**Problem statement**
Filter this data down to the lines that hold "acidosis", and copy them.

**Material for the task**
= = = =
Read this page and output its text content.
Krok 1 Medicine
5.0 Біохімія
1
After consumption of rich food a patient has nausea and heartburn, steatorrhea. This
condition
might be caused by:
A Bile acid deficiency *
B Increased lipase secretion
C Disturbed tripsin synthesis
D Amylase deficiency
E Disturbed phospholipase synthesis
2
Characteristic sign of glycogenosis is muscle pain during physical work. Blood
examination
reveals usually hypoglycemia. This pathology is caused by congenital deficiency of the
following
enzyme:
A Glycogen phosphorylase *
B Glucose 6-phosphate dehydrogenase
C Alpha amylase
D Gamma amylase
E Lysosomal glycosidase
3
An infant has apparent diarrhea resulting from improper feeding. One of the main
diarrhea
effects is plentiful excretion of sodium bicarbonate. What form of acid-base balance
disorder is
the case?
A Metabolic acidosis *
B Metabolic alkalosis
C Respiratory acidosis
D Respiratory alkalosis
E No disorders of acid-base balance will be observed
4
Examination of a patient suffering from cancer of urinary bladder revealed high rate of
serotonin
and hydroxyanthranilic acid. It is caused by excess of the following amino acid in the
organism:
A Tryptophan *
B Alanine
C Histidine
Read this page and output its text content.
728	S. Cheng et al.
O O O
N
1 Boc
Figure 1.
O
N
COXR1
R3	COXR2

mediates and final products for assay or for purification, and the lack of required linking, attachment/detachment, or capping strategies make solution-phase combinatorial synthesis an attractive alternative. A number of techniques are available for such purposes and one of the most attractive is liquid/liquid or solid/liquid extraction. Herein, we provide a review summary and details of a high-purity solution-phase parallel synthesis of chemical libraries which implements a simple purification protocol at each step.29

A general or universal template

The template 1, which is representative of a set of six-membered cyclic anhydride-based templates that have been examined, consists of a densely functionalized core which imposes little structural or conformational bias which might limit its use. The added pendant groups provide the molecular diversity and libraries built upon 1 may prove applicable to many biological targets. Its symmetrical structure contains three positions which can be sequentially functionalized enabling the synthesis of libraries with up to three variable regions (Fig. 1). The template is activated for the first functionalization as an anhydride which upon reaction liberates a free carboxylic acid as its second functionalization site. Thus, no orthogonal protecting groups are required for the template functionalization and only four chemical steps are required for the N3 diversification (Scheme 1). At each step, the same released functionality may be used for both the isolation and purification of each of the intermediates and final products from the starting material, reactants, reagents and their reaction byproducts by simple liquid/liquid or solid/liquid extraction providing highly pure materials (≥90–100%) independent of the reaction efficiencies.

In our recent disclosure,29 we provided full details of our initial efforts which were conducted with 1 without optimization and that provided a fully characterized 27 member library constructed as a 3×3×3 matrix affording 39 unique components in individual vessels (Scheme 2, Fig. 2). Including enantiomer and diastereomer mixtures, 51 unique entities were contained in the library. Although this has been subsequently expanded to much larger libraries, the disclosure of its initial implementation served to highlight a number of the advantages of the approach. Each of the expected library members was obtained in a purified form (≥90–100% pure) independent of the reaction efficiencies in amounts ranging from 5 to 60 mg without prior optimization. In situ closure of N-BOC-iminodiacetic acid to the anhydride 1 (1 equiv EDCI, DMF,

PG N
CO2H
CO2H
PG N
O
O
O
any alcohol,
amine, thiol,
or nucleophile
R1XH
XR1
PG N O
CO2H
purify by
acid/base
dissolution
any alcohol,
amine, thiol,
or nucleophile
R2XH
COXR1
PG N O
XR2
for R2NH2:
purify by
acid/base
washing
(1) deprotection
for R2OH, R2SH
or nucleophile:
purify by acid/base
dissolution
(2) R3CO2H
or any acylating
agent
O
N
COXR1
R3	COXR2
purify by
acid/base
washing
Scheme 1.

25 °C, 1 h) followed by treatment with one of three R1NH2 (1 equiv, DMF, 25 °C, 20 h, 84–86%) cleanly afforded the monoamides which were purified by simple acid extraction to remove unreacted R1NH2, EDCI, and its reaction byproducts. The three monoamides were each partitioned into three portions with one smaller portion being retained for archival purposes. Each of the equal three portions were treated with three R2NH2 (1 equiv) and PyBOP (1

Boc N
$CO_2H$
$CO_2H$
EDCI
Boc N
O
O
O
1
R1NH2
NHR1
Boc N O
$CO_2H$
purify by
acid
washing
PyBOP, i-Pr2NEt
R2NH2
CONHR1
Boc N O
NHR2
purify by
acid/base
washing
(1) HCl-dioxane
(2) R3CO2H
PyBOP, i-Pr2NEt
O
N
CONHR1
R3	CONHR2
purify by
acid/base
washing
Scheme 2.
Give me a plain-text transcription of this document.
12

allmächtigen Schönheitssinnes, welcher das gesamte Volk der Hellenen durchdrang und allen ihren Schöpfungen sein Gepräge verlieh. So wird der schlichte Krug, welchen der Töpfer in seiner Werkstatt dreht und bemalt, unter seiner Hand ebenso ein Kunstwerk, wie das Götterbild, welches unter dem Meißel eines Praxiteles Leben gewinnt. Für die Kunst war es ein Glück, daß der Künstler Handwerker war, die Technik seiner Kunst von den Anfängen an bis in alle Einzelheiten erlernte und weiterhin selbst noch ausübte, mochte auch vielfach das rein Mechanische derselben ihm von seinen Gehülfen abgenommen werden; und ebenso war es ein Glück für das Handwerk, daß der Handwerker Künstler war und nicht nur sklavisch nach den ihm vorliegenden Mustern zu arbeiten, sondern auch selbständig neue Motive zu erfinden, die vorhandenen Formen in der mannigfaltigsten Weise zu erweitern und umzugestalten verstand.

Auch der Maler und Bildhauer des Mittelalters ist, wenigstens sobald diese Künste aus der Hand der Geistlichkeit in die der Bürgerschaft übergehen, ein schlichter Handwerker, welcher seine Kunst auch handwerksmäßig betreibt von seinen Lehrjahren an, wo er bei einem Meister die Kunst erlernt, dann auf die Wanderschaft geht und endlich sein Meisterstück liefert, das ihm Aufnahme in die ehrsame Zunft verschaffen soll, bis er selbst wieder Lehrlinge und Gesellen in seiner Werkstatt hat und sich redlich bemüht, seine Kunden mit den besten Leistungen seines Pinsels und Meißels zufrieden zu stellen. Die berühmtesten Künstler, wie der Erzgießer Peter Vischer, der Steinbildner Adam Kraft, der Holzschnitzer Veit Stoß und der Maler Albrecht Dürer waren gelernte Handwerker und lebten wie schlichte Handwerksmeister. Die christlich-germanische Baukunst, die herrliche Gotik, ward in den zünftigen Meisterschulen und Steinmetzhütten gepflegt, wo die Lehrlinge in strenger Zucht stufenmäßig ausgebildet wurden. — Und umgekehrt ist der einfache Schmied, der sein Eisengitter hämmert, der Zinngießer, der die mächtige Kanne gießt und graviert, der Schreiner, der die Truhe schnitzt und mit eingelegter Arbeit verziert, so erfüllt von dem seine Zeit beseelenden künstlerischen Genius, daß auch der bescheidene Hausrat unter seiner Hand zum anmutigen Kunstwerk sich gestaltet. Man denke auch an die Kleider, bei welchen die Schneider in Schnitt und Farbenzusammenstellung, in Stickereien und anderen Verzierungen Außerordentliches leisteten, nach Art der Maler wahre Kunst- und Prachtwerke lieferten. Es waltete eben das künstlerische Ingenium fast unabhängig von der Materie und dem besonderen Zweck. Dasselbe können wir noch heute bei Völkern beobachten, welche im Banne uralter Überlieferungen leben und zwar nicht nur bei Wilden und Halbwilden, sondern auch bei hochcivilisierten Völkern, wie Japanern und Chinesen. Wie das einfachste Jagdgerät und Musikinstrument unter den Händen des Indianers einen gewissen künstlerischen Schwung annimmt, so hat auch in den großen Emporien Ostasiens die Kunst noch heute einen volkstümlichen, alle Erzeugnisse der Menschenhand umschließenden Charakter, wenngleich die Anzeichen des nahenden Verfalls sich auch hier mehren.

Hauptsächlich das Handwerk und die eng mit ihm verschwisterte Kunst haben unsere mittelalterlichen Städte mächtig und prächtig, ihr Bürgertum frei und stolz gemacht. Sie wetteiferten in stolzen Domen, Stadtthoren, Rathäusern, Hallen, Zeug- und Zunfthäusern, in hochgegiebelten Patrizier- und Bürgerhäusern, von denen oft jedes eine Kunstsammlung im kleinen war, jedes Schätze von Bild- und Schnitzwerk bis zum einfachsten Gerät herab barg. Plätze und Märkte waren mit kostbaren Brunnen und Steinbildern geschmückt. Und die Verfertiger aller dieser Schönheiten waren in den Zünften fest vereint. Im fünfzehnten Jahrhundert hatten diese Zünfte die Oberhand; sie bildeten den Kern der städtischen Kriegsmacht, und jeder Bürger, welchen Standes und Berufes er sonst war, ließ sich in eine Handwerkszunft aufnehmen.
= = = =
**Solution to the problem**
A Metabolic acidosis *
C Respiratory acidosis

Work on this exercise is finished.